Scan the material below for the string "data", and copy every line where it shows up.

— Start of Listing —

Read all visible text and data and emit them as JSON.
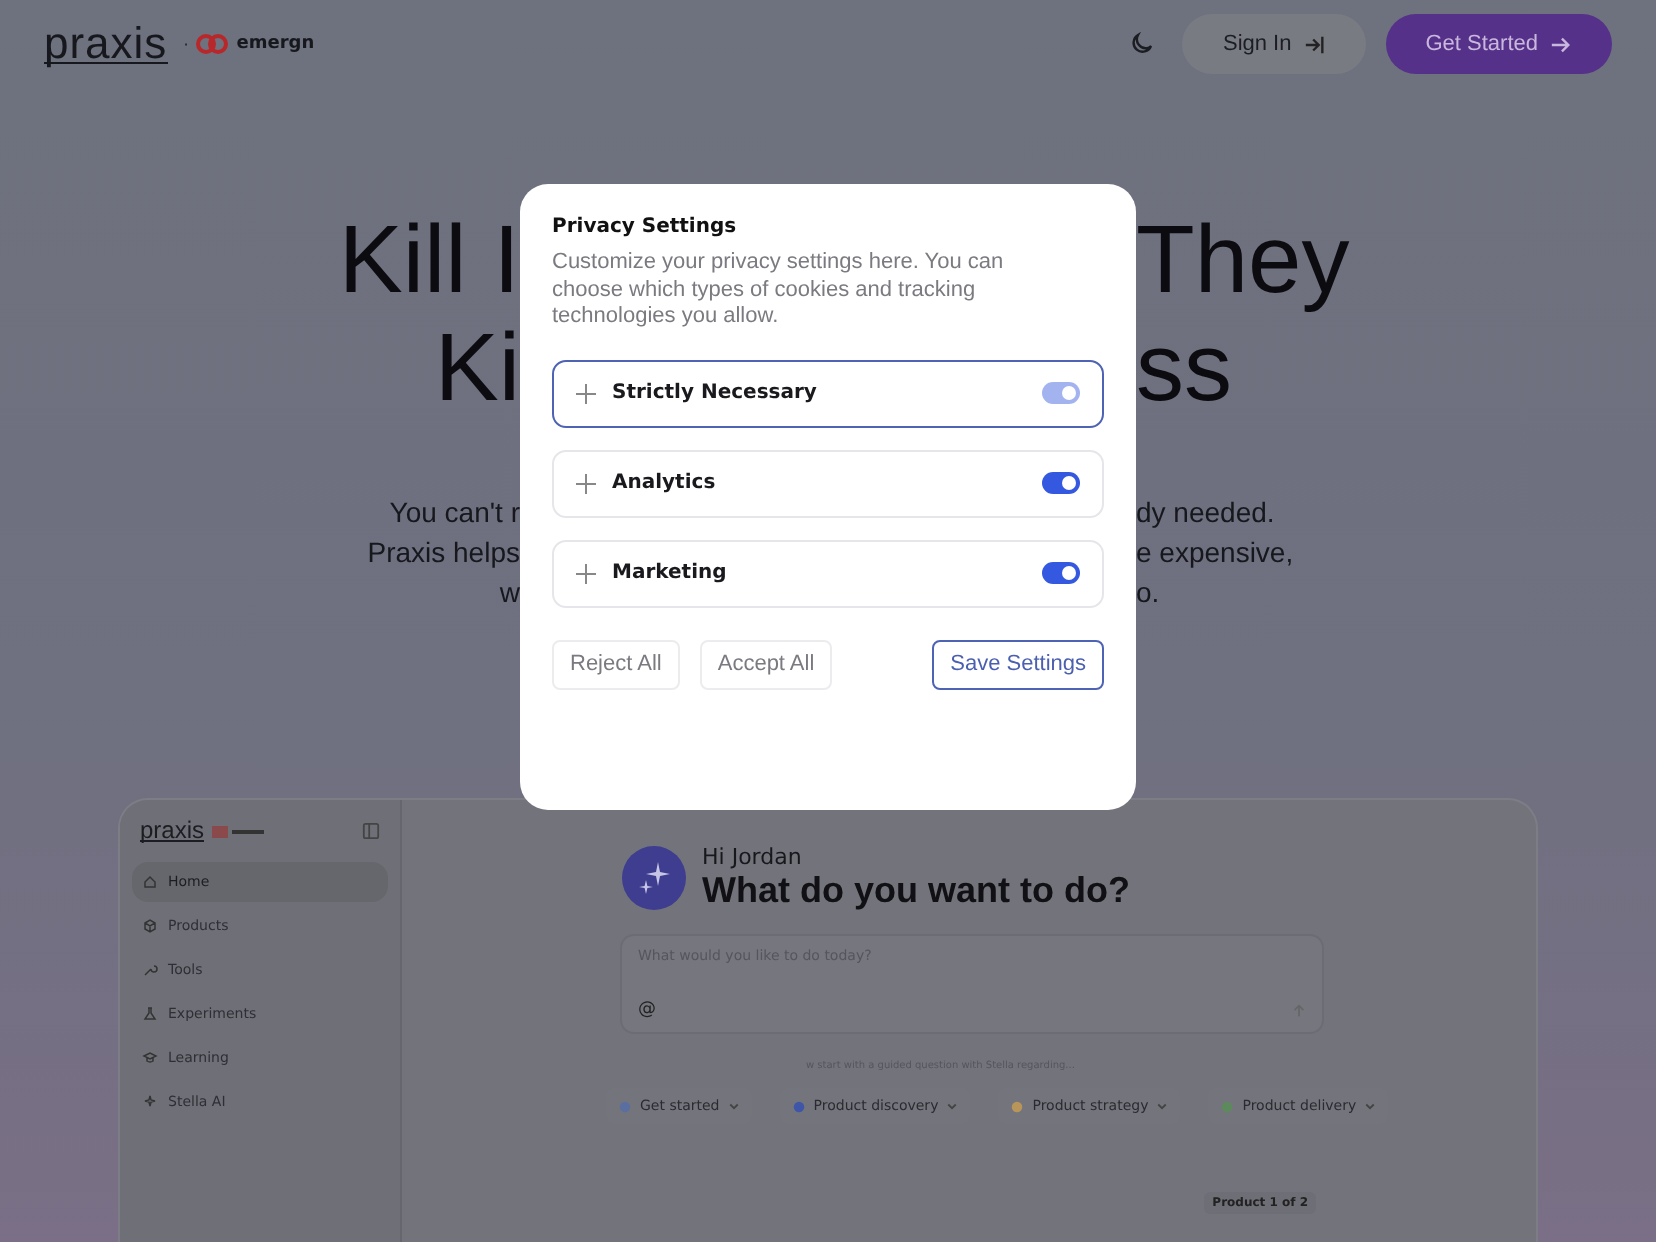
{
  "header": {
    "logo": "praxis",
    "separator": "·",
    "partner": "emergn",
    "sign_in": "Sign In",
    "get_started": "Get Started"
  },
  "hero": {
    "headline": [
      {
        "left": "Kill I",
        "right": "They"
      },
      {
        "left": "Ki",
        "right": "ss"
      }
    ],
    "subtitle": [
      {
        "left": "You can't r",
        "right": "dy needed."
      },
      {
        "left": "Praxis helps",
        "right": "e expensive,"
      },
      {
        "left": "w",
        "right": "o."
      }
    ]
  },
  "privacy_modal": {
    "title": "Privacy Settings",
    "description": "Customize your privacy settings here. You can choose which types of cookies and tracking technologies you allow.",
    "categories": [
      {
        "label": "Strictly Necessary",
        "focused": true,
        "on": true,
        "disabled": true
      },
      {
        "label": "Analytics",
        "focused": false,
        "on": true,
        "disabled": false
      },
      {
        "label": "Marketing",
        "focused": false,
        "on": true,
        "disabled": false
      }
    ],
    "buttons": [
      {
        "label": "Reject All",
        "kind": "secondary"
      },
      {
        "label": "Accept All",
        "kind": "secondary"
      },
      {
        "label": "Save Settings",
        "kind": "primary"
      }
    ]
  },
  "app_preview": {
    "logo": "praxis",
    "nav": [
      {
        "label": "Home",
        "selected": true
      },
      {
        "label": "Products",
        "selected": false
      },
      {
        "label": "Tools",
        "selected": false
      },
      {
        "label": "Experiments",
        "selected": false
      },
      {
        "label": "Learning",
        "selected": false
      },
      {
        "label": "Stella AI",
        "selected": false
      }
    ],
    "greeting": "Hi Jordan",
    "heading": "What do you want to do?",
    "prompt": {
      "placeholder": "What would you like to do today?",
      "mention": "@"
    },
    "hint": "w start with a guided question with Stella regarding...",
    "chips": [
      "Get started",
      "Product discovery",
      "Product strategy",
      "Product delivery"
    ],
    "pager": "Product 1 of 2"
  }
}
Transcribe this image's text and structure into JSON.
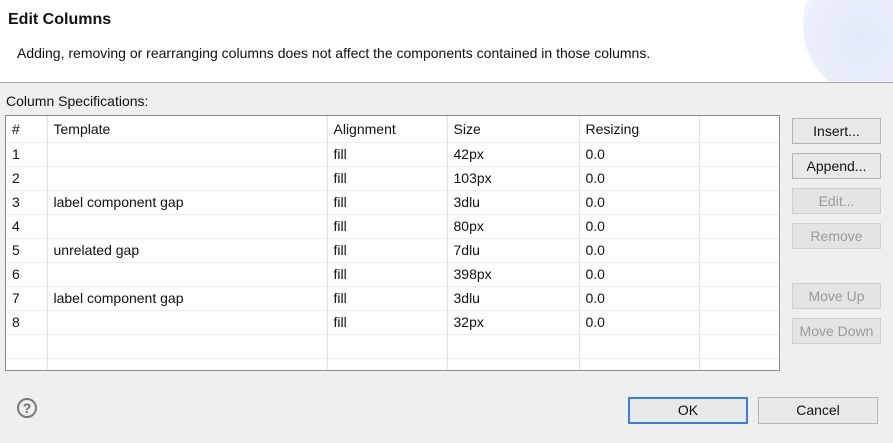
{
  "dialog": {
    "title": "Edit Columns",
    "description": "Adding, removing or rearranging columns does not affect the components contained in those columns."
  },
  "section_label": "Column Specifications:",
  "table": {
    "headers": [
      "#",
      "Template",
      "Alignment",
      "Size",
      "Resizing"
    ],
    "rows": [
      [
        "1",
        "",
        "fill",
        "42px",
        "0.0"
      ],
      [
        "2",
        "",
        "fill",
        "103px",
        "0.0"
      ],
      [
        "3",
        "label component gap",
        "fill",
        "3dlu",
        "0.0"
      ],
      [
        "4",
        "",
        "fill",
        "80px",
        "0.0"
      ],
      [
        "5",
        "unrelated gap",
        "fill",
        "7dlu",
        "0.0"
      ],
      [
        "6",
        "",
        "fill",
        "398px",
        "0.0"
      ],
      [
        "7",
        "label component gap",
        "fill",
        "3dlu",
        "0.0"
      ],
      [
        "8",
        "",
        "fill",
        "32px",
        "0.0"
      ]
    ]
  },
  "buttons": {
    "insert": "Insert...",
    "append": "Append...",
    "edit": "Edit...",
    "remove": "Remove",
    "move_up": "Move Up",
    "move_down": "Move Down",
    "ok": "OK",
    "cancel": "Cancel"
  },
  "help_icon": "?",
  "colors": {
    "default_button_border": "#3b7fd2",
    "disabled_text": "#9a9a9a"
  }
}
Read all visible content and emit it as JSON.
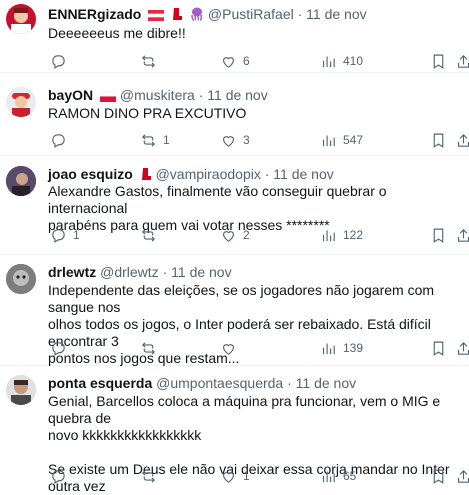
{
  "tweets": [
    {
      "name": "ENNERgizado",
      "handle": "@PustiRafael",
      "time": "11 de nov",
      "text": [
        "Deeeeeeus me dibre!!"
      ],
      "replies": "",
      "retweets": "",
      "likes": "6",
      "views": "410"
    },
    {
      "name": "bayON",
      "handle": "@muskitera",
      "time": "11 de nov",
      "text": [
        "RAMON DINO PRA EXCUTIVO"
      ],
      "replies": "",
      "retweets": "1",
      "likes": "3",
      "views": "547"
    },
    {
      "name": "joao esquizo",
      "handle": "@vampiraodopix",
      "time": "11 de nov",
      "text": [
        "Alexandre Gastos, finalmente vão conseguir quebrar o internacional",
        "parabéns para quem vai votar nesses ********"
      ],
      "replies": "1",
      "retweets": "",
      "likes": "2",
      "views": "122"
    },
    {
      "name": "drlewtz",
      "handle": "@drlewtz",
      "time": "11 de nov",
      "text": [
        "Independente das eleições, se os jogadores não jogarem com sangue nos",
        "olhos todos os jogos, o Inter poderá ser rebaixado. Está difícil encontrar 3",
        "pontos nos jogos que restam..."
      ],
      "replies": "",
      "retweets": "",
      "likes": "",
      "views": "139"
    },
    {
      "name": "ponta esquerda",
      "handle": "@umpontaesquerda",
      "time": "11 de nov",
      "text": [
        "Genial, Barcellos coloca a máquina pra funcionar, vem o MIG e quebra de",
        "novo kkkkkkkkkkkkkkkkk",
        "",
        "Se existe um Deus ele não vai deixar essa corja mandar no Inter outra vez"
      ],
      "replies": "",
      "retweets": "",
      "likes": "1",
      "views": "65"
    }
  ]
}
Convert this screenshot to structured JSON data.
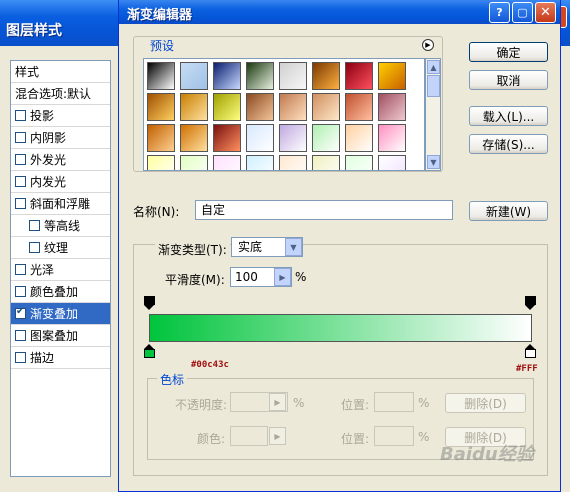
{
  "background_dialog": {
    "title": "图层样式",
    "styles_header": "样式",
    "items": [
      {
        "label": "混合选项:默认",
        "checkbox": false,
        "checked": false,
        "indent": false,
        "selected": false
      },
      {
        "label": "投影",
        "checkbox": true,
        "checked": false,
        "indent": false,
        "selected": false
      },
      {
        "label": "内阴影",
        "checkbox": true,
        "checked": false,
        "indent": false,
        "selected": false
      },
      {
        "label": "外发光",
        "checkbox": true,
        "checked": false,
        "indent": false,
        "selected": false
      },
      {
        "label": "内发光",
        "checkbox": true,
        "checked": false,
        "indent": false,
        "selected": false
      },
      {
        "label": "斜面和浮雕",
        "checkbox": true,
        "checked": false,
        "indent": false,
        "selected": false
      },
      {
        "label": "等高线",
        "checkbox": true,
        "checked": false,
        "indent": true,
        "selected": false
      },
      {
        "label": "纹理",
        "checkbox": true,
        "checked": false,
        "indent": true,
        "selected": false
      },
      {
        "label": "光泽",
        "checkbox": true,
        "checked": false,
        "indent": false,
        "selected": false
      },
      {
        "label": "颜色叠加",
        "checkbox": true,
        "checked": false,
        "indent": false,
        "selected": false
      },
      {
        "label": "渐变叠加",
        "checkbox": true,
        "checked": true,
        "indent": false,
        "selected": true
      },
      {
        "label": "图案叠加",
        "checkbox": true,
        "checked": false,
        "indent": false,
        "selected": false
      },
      {
        "label": "描边",
        "checkbox": true,
        "checked": false,
        "indent": false,
        "selected": false
      }
    ]
  },
  "editor": {
    "title": "渐变编辑器",
    "presets_label": "预设",
    "buttons": {
      "ok": "确定",
      "cancel": "取消",
      "load": "载入(L)...",
      "save": "存储(S)...",
      "new": "新建(W)"
    },
    "name_label": "名称(N):",
    "name_value": "自定",
    "gradient_type_label": "渐变类型(T):",
    "gradient_type_value": "实底",
    "smoothness_label": "平滑度(M):",
    "smoothness_value": "100",
    "smoothness_unit": "%",
    "gradient": {
      "start_color": "#00c43c",
      "end_color": "#ffffff",
      "start_hex_label": "#00c43c",
      "end_hex_label": "#FFF"
    },
    "stops_section": {
      "label": "色标",
      "opacity_label": "不透明度:",
      "opacity_unit": "%",
      "position_label_1": "位置:",
      "position_unit_1": "%",
      "delete_button_1": "删除(D)",
      "color_label": "颜色:",
      "position_label_2": "位置:",
      "position_unit_2": "%",
      "delete_button_2": "删除(D)"
    },
    "watermark": "Baidu经验"
  },
  "preset_swatches": [
    [
      "#000000",
      "#ffffff"
    ],
    [
      "#c6dcf3",
      "#9fc2e8"
    ],
    [
      "#0a1e6e",
      "#c8d8ff"
    ],
    [
      "#1a3a10",
      "#e8f0e0"
    ],
    [
      "#d0d0d0",
      "#f7f7f7"
    ],
    [
      "#7b3a00",
      "#ffb040"
    ],
    [
      "#8c0010",
      "#ff5060"
    ],
    [
      "#ffd000",
      "#c86000"
    ],
    [
      "#a05000",
      "#ffd060"
    ],
    [
      "#c88000",
      "#ffe0a0"
    ],
    [
      "#a0a000",
      "#ffff80"
    ],
    [
      "#8a4a20",
      "#f5c49a"
    ],
    [
      "#c07a50",
      "#ffe0c0"
    ],
    [
      "#d09060",
      "#ffe8c8"
    ],
    [
      "#c05030",
      "#ffc0a0"
    ],
    [
      "#a05060",
      "#f0c8d0"
    ],
    [
      "#c06000",
      "#ffd090"
    ],
    [
      "#d07000",
      "#ffe0a0"
    ],
    [
      "#7a1010",
      "#ff9060"
    ],
    [
      "#d8e8ff",
      "#ffffff"
    ],
    [
      "#c0a8e0",
      "#ffffff"
    ],
    [
      "#b0f0b0",
      "#ffffff"
    ],
    [
      "#ffd0a0",
      "#ffffff"
    ],
    [
      "#ff90c0",
      "#ffffff"
    ],
    [
      "#ffffa0",
      "#ffffff"
    ],
    [
      "#e0ffc0",
      "#ffffff"
    ],
    [
      "#ffe0ff",
      "#ffffff"
    ],
    [
      "#d0f0ff",
      "#ffffff"
    ],
    [
      "#ffe8d0",
      "#ffffff"
    ],
    [
      "#f0f0c0",
      "#ffffff"
    ],
    [
      "#e0ffe0",
      "#ffffff"
    ],
    [
      "#ffffff",
      "#f0e0ff"
    ]
  ],
  "icons": [
    "close-icon",
    "maximize-icon",
    "help-icon",
    "menu-arrow-icon",
    "scroll-up-icon",
    "scroll-down-icon",
    "dropdown-arrow-icon",
    "step-arrow-icon"
  ]
}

— End of Listing —

■ **Response for this exercise**
Read all visible text and data and emit them as JSON.
Convert this screenshot to structured JSON data.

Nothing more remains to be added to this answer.